Data rows
┄┄┄┄┄┄┄┄┄┄┄┄┄┄┄┄┄┄┄┄

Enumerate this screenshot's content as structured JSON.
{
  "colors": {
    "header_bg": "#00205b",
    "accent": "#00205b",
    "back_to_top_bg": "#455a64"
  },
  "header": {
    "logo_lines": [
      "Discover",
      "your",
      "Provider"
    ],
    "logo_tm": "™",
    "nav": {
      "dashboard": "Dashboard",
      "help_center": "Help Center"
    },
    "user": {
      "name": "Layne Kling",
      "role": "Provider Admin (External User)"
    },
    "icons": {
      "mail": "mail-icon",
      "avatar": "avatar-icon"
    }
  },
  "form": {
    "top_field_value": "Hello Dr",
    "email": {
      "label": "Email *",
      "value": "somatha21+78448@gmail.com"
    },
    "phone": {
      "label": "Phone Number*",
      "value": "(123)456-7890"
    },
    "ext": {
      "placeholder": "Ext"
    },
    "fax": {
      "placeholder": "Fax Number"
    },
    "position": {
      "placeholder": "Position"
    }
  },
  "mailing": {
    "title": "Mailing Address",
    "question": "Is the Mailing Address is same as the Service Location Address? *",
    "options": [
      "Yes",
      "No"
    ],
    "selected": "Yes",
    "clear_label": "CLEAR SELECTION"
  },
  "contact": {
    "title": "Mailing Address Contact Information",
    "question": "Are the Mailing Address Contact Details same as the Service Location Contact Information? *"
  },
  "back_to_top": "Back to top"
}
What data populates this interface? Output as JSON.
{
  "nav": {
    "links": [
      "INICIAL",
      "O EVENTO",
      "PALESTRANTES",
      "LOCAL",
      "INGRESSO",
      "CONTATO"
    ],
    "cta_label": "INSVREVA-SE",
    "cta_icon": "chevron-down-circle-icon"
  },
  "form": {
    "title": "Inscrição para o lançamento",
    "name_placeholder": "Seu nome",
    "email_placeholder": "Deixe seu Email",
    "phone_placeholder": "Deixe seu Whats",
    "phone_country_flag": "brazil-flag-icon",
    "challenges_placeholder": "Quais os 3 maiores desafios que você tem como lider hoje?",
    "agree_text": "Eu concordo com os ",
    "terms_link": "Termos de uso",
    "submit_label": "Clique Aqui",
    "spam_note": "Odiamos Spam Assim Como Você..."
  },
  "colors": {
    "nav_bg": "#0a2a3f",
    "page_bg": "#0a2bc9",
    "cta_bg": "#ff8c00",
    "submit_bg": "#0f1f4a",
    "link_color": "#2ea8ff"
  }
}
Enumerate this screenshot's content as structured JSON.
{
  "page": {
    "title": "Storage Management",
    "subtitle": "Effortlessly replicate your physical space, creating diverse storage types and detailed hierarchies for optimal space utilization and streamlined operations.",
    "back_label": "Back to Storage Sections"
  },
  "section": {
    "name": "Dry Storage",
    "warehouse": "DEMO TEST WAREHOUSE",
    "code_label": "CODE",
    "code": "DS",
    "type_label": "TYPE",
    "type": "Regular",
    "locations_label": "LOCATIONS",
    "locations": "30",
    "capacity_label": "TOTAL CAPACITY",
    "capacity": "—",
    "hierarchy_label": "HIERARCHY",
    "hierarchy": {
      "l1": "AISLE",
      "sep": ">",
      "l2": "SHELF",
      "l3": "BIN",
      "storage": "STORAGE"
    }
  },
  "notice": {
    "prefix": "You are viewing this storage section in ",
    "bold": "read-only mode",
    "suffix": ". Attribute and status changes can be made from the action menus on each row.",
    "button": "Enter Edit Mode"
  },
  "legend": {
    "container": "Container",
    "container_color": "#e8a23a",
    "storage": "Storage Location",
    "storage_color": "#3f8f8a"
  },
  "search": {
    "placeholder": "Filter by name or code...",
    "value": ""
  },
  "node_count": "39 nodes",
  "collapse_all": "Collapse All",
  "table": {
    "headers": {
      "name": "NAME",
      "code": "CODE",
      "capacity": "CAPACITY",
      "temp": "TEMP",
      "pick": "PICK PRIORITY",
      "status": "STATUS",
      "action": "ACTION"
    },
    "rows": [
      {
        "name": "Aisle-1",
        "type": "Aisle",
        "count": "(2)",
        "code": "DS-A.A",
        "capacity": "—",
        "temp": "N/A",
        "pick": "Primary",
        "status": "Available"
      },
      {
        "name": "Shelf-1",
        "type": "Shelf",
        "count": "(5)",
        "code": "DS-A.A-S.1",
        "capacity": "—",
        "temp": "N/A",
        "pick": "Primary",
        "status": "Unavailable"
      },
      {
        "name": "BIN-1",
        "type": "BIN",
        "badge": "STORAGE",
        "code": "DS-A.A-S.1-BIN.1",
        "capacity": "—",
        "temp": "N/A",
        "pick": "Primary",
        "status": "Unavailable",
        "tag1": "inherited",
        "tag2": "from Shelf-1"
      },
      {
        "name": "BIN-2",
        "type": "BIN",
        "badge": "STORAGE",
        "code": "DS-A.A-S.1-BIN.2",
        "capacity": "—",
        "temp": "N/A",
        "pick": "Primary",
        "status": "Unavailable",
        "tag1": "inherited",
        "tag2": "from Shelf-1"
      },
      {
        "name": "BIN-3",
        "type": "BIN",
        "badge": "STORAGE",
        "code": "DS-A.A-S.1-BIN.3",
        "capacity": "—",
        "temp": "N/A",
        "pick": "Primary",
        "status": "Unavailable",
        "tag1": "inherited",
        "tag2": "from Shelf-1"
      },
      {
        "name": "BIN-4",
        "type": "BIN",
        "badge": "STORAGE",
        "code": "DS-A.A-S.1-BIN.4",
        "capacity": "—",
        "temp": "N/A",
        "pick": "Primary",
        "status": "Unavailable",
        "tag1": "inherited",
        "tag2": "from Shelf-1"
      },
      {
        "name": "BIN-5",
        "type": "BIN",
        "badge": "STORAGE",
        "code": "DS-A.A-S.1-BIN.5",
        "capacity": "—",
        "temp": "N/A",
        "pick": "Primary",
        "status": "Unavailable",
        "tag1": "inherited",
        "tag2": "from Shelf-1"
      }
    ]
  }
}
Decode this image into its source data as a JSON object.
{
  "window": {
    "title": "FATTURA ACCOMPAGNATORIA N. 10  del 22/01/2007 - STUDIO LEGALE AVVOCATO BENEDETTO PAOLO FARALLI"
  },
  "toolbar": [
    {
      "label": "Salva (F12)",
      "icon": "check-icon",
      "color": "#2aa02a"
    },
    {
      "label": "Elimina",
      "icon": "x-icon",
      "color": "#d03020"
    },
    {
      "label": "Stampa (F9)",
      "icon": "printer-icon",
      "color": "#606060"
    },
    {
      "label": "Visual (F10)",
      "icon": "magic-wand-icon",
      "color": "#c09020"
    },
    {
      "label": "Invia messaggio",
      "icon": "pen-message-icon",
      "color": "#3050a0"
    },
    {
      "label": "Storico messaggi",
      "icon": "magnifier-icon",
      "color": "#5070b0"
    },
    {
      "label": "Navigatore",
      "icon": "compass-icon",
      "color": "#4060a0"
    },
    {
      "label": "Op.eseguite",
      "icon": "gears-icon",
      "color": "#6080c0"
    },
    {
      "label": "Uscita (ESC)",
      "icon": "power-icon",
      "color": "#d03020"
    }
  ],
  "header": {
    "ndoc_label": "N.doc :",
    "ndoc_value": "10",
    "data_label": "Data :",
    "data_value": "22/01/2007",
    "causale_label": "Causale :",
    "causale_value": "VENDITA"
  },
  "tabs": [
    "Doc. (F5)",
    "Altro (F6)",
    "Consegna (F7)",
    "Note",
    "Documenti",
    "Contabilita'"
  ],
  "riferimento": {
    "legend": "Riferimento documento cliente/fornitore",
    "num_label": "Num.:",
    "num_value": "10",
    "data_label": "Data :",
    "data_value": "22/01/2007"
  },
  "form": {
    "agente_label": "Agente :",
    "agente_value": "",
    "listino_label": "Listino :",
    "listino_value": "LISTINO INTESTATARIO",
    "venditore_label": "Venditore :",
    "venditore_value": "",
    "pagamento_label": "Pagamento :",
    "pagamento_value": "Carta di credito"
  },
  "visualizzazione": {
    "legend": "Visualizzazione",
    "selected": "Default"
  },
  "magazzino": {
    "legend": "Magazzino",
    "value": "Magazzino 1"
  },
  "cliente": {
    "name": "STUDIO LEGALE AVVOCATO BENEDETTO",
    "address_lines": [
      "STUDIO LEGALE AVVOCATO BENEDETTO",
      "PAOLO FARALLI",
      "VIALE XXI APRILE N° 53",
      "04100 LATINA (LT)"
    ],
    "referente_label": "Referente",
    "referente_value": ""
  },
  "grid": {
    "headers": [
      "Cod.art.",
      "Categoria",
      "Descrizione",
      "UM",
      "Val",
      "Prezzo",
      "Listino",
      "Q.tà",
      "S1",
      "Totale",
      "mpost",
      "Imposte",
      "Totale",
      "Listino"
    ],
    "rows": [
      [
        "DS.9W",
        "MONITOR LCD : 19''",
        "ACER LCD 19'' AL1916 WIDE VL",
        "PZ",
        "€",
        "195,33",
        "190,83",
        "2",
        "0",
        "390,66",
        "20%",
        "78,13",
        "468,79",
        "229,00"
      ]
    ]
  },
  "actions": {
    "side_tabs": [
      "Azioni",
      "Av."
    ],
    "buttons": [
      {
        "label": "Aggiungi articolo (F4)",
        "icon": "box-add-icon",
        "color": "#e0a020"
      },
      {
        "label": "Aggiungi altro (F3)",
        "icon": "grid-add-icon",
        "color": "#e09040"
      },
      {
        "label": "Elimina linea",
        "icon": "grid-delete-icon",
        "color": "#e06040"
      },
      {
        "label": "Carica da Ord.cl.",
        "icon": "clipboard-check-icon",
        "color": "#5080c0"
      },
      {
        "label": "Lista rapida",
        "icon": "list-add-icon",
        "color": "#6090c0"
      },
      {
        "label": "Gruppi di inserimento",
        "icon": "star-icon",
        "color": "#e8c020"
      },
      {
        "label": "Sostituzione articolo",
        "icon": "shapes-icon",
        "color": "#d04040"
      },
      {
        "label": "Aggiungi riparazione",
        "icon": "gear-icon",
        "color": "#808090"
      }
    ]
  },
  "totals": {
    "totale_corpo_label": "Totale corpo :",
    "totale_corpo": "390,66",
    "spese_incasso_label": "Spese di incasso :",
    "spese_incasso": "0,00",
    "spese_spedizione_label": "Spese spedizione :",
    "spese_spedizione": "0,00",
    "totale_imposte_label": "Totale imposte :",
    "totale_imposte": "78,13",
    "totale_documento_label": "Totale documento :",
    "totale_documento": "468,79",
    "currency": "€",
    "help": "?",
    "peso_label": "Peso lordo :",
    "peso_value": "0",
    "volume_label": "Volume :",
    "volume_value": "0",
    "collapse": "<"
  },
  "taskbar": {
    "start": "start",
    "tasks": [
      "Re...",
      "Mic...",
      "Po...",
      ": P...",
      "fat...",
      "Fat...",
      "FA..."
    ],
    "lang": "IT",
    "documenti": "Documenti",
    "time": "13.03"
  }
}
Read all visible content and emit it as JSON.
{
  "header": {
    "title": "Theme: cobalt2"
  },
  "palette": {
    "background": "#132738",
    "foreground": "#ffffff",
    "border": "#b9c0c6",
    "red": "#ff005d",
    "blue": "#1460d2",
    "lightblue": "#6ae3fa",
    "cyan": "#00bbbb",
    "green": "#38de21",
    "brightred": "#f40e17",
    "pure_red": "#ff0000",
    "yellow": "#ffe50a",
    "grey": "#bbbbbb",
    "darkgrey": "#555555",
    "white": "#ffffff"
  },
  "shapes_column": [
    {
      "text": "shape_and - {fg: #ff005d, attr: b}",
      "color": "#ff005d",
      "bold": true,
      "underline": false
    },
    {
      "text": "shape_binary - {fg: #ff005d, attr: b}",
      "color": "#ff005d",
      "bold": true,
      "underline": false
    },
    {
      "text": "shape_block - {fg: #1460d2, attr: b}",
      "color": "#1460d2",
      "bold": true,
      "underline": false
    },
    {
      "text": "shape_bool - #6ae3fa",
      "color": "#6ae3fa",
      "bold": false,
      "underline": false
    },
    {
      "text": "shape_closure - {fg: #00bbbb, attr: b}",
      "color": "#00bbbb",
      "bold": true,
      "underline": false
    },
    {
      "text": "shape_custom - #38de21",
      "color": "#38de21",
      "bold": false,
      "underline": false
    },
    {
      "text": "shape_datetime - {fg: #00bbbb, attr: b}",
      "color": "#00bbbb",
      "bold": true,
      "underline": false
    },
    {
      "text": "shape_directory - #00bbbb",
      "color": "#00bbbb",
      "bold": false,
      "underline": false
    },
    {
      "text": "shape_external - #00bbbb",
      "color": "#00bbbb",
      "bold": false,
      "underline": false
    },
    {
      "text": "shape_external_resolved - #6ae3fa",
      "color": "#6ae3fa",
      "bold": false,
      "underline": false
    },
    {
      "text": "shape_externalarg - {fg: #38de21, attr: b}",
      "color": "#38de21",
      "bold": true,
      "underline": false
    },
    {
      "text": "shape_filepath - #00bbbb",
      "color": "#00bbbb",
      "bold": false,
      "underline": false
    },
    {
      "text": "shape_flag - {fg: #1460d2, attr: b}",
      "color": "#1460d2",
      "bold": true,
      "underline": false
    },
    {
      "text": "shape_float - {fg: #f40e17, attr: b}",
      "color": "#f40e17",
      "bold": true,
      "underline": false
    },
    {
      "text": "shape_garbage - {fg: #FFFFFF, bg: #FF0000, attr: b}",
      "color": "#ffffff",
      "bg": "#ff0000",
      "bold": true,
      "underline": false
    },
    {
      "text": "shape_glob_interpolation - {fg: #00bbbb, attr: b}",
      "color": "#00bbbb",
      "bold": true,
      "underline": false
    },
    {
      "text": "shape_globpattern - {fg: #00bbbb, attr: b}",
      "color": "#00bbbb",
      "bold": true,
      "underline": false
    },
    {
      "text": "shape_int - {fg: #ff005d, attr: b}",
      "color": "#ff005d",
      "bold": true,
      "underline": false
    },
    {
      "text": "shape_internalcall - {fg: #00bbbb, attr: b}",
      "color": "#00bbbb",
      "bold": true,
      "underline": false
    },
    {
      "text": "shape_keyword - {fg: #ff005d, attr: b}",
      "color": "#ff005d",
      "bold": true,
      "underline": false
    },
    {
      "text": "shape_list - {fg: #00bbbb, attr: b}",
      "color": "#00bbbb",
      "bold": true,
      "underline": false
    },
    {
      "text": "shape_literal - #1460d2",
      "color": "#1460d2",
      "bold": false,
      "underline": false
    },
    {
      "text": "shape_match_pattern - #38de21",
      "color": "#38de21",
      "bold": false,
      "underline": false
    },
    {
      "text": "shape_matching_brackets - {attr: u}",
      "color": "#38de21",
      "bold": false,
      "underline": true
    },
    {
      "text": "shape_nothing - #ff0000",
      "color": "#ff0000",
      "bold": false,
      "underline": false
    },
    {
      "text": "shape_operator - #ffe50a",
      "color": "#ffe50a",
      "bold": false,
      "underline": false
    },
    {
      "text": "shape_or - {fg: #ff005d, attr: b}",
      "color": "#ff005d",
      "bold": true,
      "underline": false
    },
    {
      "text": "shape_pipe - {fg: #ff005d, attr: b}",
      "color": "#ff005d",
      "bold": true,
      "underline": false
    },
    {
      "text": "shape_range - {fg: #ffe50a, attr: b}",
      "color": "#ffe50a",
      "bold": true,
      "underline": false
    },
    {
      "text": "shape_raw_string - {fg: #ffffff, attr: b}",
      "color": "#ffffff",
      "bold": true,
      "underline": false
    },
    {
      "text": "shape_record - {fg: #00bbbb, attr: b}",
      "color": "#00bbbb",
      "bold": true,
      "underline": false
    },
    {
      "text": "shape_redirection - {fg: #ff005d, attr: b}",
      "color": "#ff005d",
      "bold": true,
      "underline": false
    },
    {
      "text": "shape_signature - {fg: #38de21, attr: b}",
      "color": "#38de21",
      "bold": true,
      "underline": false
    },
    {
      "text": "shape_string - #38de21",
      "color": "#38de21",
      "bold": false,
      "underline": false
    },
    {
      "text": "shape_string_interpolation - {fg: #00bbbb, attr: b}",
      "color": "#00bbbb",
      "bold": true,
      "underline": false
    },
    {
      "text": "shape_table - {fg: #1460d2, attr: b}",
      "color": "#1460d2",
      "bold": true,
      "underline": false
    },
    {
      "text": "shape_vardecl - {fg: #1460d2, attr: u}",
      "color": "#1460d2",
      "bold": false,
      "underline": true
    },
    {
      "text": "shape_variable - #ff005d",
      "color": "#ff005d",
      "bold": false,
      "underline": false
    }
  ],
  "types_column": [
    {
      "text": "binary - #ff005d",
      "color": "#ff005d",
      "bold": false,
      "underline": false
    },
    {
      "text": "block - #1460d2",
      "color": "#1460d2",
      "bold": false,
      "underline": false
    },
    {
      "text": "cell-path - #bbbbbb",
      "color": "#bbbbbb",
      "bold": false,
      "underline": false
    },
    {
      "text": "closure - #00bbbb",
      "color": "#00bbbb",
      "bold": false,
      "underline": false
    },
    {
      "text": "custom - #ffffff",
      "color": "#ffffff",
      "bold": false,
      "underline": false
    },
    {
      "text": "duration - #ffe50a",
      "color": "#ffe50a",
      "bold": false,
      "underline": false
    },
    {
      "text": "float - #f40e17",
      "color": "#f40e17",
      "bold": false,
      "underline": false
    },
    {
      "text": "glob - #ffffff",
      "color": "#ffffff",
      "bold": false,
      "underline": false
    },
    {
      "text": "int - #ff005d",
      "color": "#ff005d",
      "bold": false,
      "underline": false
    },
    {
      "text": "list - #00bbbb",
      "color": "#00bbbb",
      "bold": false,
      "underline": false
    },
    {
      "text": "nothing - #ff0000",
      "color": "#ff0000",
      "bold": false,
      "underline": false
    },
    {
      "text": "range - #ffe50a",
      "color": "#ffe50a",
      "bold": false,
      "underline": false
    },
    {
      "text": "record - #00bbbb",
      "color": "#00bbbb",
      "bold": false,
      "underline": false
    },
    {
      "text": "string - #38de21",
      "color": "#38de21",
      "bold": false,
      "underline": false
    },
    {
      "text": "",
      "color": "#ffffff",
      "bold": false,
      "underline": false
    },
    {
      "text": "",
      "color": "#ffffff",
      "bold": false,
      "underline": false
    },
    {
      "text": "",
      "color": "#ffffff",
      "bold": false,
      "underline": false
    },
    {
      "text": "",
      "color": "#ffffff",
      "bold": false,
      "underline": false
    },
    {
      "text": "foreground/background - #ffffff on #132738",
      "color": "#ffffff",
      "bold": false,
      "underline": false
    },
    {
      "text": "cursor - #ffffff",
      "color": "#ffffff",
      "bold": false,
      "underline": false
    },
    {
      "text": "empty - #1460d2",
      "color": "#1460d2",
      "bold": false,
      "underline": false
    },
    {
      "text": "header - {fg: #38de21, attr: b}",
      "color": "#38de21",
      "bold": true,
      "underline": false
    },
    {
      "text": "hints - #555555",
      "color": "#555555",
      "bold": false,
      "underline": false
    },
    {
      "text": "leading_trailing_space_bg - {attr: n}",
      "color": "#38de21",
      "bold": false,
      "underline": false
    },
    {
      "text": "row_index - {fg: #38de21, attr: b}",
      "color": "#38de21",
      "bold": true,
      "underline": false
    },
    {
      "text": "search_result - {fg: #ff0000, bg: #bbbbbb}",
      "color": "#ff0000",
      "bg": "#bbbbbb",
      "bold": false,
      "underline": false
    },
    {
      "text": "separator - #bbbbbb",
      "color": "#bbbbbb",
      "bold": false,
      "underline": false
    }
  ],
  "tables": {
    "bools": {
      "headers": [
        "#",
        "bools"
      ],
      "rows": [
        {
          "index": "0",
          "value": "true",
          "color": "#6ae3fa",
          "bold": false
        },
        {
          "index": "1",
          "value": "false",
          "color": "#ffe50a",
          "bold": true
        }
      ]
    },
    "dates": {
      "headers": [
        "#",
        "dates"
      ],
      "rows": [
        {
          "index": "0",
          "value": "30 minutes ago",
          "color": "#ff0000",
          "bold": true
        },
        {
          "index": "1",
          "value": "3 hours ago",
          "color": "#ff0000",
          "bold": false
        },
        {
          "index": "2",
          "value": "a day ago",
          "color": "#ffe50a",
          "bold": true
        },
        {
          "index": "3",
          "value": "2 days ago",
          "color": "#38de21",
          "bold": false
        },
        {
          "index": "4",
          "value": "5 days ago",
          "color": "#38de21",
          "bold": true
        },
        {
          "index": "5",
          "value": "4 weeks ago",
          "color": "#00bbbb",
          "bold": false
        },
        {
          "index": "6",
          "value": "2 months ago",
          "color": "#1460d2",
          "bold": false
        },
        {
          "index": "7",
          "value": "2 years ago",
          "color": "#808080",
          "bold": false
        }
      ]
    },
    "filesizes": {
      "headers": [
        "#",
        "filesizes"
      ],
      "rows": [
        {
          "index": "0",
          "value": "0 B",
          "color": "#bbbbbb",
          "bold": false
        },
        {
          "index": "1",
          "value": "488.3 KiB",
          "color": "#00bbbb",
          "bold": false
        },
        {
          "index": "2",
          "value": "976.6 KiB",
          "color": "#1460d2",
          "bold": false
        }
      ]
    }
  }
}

┄┄┄┄┄┄┄┄┄┄┄┄┄┄┄┄┄┄┄┄

Scan the entries above. Copy each line that has the string "bbbbbb".

    "grey": "#bbbbbb",
      "text": "cell-path - #bbbbbb",
      "color": "#bbbbbb",
      "text": "search_result - {fg: #ff0000, bg: #bbbbbb}",
      "bg": "#bbbbbb",
      "text": "separator - #bbbbbb",
      "color": "#bbbbbb",
          "color": "#bbbbbb",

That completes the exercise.